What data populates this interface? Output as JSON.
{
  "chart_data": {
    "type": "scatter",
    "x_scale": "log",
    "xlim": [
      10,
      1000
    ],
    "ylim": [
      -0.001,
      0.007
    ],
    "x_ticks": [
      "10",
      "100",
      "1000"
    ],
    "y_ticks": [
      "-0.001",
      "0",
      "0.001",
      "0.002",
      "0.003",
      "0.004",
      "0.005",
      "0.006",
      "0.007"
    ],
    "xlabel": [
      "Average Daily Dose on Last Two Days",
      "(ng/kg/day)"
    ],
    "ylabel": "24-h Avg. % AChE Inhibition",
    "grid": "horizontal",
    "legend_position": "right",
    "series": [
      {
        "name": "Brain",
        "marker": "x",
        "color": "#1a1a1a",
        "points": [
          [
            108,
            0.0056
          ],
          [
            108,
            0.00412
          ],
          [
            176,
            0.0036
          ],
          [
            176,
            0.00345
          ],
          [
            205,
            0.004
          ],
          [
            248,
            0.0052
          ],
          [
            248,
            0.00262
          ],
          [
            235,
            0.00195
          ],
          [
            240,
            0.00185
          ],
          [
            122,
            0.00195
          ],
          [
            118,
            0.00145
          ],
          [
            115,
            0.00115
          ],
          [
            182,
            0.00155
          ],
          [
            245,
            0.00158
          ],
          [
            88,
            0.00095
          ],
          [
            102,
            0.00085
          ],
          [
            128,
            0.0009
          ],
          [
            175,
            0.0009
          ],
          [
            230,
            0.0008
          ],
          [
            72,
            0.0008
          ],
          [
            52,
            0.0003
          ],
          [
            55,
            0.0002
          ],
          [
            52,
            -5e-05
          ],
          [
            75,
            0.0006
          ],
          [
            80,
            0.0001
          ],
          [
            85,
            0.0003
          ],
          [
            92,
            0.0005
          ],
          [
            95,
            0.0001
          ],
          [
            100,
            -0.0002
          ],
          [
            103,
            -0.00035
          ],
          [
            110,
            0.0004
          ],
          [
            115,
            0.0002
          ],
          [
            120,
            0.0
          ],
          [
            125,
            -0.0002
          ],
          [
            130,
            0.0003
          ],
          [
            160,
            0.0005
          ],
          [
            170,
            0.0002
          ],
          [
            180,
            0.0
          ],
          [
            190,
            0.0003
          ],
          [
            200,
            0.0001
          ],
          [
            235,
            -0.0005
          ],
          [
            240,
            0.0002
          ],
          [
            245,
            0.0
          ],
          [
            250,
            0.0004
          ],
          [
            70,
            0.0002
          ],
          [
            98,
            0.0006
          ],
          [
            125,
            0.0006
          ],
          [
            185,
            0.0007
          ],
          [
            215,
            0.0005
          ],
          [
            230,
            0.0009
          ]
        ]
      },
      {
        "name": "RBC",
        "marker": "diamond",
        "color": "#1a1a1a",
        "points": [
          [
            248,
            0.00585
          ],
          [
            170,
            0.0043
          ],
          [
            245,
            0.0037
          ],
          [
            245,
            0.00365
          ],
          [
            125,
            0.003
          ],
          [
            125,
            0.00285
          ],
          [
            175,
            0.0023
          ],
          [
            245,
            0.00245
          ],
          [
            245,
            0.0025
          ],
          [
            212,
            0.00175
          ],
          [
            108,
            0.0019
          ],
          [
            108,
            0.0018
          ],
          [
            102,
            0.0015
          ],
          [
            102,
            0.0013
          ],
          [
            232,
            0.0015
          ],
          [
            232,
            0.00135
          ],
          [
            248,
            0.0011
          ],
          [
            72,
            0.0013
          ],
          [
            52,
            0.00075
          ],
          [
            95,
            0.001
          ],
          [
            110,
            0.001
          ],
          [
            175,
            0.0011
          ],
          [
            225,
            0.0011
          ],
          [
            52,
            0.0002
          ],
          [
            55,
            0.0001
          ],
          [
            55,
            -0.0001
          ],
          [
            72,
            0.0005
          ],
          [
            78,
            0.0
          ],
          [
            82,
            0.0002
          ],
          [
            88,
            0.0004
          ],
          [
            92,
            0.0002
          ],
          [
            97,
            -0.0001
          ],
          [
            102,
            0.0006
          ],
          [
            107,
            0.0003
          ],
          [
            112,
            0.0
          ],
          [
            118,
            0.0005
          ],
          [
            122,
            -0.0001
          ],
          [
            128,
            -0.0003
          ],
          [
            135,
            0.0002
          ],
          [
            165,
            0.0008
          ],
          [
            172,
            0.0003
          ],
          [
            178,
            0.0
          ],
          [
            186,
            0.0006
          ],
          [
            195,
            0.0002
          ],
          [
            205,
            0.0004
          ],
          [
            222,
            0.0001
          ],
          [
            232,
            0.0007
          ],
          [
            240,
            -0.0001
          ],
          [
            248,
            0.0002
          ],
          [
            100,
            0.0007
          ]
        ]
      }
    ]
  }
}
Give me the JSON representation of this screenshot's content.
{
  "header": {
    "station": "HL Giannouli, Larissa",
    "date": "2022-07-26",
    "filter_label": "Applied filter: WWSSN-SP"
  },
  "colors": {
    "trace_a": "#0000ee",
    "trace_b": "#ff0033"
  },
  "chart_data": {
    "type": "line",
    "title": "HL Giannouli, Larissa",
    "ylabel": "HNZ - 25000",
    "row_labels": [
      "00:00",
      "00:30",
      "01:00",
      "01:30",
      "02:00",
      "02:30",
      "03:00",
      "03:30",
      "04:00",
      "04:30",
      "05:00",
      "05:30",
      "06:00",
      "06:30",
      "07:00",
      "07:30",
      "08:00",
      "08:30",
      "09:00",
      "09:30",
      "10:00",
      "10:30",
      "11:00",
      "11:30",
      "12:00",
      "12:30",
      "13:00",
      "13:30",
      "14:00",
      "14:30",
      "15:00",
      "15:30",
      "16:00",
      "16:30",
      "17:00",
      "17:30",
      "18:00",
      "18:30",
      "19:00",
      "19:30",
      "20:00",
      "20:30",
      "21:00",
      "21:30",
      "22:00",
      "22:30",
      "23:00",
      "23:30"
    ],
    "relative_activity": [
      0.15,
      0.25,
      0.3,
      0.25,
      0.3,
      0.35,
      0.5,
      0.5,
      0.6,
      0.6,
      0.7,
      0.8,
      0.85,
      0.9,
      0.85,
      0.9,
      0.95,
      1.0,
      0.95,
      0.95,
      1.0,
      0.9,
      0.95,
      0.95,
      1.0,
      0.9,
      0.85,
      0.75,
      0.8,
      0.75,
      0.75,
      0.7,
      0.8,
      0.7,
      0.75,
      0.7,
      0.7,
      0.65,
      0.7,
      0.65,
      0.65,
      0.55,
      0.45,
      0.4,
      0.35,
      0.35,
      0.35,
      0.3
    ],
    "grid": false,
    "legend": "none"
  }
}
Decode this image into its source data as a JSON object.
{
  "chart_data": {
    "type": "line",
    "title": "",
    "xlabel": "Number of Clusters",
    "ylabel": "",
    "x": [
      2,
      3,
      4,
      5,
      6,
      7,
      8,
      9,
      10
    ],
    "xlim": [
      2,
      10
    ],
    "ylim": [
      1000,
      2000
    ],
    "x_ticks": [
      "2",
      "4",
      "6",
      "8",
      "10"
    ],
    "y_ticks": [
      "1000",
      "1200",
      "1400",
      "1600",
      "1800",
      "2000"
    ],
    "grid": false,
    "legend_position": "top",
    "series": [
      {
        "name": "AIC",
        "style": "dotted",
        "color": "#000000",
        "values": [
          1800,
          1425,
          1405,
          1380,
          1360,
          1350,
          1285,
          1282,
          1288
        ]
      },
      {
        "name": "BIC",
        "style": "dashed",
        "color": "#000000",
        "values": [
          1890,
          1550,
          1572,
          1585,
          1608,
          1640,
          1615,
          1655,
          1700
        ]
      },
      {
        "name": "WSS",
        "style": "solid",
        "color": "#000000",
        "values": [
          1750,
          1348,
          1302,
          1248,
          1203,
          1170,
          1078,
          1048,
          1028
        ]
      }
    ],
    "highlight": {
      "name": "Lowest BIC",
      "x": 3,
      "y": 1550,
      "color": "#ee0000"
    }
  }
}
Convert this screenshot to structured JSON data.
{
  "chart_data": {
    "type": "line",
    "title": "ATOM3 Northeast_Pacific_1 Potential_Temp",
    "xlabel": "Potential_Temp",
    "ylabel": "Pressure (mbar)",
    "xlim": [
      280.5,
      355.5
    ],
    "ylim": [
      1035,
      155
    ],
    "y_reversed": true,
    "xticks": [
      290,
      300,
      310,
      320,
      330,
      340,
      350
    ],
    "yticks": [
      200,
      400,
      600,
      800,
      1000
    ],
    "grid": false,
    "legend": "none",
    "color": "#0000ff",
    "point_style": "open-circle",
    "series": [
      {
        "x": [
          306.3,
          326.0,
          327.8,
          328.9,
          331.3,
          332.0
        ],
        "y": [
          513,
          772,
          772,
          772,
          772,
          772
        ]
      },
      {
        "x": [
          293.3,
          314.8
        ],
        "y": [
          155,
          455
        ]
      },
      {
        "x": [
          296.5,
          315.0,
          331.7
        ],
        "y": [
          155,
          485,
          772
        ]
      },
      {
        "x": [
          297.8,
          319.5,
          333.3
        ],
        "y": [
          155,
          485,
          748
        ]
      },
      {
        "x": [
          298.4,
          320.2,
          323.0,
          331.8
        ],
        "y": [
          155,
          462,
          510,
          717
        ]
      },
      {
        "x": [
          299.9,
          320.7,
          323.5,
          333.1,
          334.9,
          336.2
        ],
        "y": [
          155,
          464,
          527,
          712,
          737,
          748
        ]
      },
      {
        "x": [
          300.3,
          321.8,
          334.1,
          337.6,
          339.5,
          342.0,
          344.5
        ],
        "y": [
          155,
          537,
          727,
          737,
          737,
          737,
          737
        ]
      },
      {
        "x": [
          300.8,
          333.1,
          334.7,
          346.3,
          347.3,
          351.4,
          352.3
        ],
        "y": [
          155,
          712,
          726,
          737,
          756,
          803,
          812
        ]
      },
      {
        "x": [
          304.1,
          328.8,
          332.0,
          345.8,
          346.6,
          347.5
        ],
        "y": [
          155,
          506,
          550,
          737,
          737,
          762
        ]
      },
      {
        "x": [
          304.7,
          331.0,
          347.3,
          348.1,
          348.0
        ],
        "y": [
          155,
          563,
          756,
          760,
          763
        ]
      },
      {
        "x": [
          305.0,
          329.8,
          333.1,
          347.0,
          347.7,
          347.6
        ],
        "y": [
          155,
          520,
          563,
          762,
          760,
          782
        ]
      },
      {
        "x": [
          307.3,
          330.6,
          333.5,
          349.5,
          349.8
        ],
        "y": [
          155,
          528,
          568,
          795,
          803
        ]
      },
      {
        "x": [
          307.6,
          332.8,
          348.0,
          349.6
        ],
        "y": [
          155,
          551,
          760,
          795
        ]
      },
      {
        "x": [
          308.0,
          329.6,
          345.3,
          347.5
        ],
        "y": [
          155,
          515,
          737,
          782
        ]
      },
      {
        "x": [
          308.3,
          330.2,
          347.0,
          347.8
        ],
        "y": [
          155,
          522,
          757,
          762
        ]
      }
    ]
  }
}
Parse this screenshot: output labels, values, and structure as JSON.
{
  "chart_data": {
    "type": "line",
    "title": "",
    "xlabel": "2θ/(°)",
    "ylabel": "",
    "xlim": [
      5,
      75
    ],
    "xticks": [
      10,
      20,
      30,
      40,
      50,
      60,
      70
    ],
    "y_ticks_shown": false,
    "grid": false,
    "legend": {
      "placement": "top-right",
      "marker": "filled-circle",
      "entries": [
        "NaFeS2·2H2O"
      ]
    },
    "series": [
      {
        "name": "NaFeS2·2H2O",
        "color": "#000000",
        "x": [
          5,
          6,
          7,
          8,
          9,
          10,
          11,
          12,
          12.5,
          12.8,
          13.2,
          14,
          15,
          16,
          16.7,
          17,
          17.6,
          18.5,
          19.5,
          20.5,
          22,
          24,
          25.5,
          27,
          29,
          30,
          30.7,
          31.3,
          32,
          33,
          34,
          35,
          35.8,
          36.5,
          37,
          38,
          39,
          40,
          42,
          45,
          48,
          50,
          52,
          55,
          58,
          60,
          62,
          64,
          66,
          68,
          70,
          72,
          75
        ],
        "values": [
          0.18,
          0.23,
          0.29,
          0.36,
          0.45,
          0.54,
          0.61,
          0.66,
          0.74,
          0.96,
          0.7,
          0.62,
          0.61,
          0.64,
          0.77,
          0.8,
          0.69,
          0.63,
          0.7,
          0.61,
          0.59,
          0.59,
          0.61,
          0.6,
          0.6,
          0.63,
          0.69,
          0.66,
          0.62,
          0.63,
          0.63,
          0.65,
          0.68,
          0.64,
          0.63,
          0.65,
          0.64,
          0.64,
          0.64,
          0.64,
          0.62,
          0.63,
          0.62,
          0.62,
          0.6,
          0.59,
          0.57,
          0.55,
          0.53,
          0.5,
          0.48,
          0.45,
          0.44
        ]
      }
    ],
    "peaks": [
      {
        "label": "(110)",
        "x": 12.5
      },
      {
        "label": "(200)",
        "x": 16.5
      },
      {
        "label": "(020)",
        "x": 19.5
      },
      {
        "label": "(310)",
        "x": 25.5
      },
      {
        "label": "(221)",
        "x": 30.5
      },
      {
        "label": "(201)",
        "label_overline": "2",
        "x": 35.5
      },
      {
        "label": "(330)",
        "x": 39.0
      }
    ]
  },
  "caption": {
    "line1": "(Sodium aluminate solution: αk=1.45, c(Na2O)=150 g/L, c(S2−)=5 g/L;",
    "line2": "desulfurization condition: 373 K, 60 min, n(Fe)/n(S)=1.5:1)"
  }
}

*PROBLEM TO WORK ON*:
Look through the material above. Copy each line where the word "JSON" appears.

*RESPONSE TO THIS EXERCISE*:
What data populates this interface? Output as JSON.
Give me the JSON representation of this screenshot's content.
Decode this image into its source data as a JSON object.
Convert this screenshot to structured JSON data.
Parse this screenshot: output labels, values, and structure as JSON.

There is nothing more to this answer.